(PROBLEM REQUIREMENTS) Find each line with the string "pistache" and report it.

Dataset entries

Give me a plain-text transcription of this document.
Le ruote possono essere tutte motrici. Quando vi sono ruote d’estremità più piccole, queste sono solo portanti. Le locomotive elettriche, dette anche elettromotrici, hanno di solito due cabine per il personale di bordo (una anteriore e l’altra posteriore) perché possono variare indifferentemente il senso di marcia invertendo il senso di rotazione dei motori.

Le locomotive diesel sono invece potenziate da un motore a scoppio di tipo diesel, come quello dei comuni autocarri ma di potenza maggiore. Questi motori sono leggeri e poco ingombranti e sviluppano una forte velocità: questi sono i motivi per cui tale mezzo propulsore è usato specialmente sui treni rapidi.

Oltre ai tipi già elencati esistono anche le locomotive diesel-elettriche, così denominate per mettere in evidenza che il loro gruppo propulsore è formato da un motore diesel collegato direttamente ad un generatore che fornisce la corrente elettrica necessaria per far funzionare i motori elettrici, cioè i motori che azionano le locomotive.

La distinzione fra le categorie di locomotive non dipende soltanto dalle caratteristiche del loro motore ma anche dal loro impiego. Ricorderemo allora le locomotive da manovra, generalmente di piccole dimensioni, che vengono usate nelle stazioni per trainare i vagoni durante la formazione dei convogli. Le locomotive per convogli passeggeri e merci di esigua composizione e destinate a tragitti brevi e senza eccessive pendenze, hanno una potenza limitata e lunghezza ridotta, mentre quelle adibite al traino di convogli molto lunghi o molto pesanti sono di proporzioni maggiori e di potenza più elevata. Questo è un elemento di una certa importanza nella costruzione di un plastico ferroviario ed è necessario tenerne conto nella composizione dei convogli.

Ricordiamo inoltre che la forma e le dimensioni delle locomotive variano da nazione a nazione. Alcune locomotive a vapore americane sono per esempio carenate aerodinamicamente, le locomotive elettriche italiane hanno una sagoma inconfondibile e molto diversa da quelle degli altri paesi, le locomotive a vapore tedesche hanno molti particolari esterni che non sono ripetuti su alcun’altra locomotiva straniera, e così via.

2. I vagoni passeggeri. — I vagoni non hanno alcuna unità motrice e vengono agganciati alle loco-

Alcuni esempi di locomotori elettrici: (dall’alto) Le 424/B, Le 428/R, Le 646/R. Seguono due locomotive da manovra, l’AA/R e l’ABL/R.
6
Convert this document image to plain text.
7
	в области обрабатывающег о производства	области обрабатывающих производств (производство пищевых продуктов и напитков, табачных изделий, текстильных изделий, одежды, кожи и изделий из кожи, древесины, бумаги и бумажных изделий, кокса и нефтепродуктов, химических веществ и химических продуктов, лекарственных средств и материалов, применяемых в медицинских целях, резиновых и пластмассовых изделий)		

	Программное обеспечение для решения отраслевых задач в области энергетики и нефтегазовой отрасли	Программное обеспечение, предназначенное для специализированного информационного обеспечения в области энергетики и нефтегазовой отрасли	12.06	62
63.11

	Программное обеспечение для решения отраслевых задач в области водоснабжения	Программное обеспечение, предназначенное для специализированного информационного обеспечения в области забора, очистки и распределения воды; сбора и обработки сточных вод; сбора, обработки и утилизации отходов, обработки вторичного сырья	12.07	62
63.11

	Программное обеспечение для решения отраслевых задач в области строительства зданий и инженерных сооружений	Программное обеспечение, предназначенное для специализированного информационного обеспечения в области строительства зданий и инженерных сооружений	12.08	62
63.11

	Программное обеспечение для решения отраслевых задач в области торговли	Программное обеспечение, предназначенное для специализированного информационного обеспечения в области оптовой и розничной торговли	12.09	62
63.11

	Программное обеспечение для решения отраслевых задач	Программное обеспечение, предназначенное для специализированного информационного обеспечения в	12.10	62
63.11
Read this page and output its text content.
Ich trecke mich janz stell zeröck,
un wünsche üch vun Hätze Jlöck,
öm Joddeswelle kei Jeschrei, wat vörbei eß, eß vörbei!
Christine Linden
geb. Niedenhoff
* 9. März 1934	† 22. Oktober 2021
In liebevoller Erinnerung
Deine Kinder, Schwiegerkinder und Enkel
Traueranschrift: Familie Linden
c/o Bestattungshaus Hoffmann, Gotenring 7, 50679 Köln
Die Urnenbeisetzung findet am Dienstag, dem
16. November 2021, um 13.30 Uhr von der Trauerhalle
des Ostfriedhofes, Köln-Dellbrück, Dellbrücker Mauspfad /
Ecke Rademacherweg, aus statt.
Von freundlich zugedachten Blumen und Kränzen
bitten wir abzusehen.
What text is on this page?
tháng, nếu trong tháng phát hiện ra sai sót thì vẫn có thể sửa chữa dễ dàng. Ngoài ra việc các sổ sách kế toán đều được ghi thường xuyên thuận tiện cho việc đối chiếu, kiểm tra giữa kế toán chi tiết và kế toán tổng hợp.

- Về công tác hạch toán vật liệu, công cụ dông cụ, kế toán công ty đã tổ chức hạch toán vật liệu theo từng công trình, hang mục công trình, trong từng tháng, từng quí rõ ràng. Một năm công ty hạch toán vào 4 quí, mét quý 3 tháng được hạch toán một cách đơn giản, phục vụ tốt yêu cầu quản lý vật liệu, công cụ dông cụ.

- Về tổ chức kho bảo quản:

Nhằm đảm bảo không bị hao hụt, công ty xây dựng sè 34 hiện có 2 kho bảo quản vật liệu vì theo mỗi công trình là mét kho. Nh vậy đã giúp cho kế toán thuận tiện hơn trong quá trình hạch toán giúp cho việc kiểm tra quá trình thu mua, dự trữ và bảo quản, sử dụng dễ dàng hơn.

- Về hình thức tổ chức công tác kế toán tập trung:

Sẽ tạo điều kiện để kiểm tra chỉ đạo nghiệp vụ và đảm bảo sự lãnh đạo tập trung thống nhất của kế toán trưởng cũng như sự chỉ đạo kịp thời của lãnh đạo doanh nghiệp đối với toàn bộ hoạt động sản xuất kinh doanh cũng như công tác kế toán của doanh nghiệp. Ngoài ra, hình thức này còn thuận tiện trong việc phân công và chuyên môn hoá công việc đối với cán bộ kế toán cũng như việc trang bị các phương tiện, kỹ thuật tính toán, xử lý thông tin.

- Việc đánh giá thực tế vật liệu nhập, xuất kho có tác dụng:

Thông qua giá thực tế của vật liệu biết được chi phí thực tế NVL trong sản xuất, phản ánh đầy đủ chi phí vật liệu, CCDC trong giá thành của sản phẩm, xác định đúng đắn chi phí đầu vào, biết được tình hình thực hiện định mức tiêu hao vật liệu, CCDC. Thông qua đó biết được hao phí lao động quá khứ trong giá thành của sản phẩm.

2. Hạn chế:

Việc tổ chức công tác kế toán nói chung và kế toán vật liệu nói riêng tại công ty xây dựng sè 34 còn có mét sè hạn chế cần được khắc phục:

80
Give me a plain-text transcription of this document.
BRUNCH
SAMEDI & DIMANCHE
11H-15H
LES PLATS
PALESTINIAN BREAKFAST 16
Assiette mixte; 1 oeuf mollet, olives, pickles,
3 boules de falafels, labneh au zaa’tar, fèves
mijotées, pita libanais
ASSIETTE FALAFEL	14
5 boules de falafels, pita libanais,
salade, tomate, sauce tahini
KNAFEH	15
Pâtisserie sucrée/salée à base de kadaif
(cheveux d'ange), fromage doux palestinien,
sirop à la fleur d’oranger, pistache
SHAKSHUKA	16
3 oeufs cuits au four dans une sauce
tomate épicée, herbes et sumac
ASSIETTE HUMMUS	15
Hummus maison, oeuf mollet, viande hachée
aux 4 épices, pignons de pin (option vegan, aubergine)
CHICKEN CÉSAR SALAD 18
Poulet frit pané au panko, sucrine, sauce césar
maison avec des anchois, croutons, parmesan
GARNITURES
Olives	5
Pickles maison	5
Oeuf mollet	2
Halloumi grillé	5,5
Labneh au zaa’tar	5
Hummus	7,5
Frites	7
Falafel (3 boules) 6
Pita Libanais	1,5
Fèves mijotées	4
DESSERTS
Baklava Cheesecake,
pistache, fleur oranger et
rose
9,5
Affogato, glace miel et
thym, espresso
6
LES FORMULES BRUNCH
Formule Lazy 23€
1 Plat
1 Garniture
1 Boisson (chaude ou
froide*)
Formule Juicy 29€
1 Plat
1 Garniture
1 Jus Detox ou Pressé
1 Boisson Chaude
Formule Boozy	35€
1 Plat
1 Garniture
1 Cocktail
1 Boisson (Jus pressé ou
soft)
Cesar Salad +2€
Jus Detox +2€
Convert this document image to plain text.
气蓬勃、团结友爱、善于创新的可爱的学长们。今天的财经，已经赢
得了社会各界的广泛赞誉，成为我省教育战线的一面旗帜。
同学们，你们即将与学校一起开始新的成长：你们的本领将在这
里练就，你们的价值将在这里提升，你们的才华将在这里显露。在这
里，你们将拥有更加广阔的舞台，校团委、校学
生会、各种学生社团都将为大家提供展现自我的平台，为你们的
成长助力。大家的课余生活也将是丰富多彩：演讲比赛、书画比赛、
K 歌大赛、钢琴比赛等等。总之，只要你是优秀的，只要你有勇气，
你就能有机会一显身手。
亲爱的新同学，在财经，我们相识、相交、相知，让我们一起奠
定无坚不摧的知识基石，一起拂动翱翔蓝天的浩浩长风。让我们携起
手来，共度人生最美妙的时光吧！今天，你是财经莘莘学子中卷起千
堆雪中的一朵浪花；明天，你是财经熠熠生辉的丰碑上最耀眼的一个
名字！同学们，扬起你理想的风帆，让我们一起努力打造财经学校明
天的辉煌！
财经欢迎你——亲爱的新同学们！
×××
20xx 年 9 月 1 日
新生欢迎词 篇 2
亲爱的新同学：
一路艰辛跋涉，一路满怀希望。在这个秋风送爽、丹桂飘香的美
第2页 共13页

(RESULT)
sirop à la fleur d’oranger, pistache
pistache, fleur oranger et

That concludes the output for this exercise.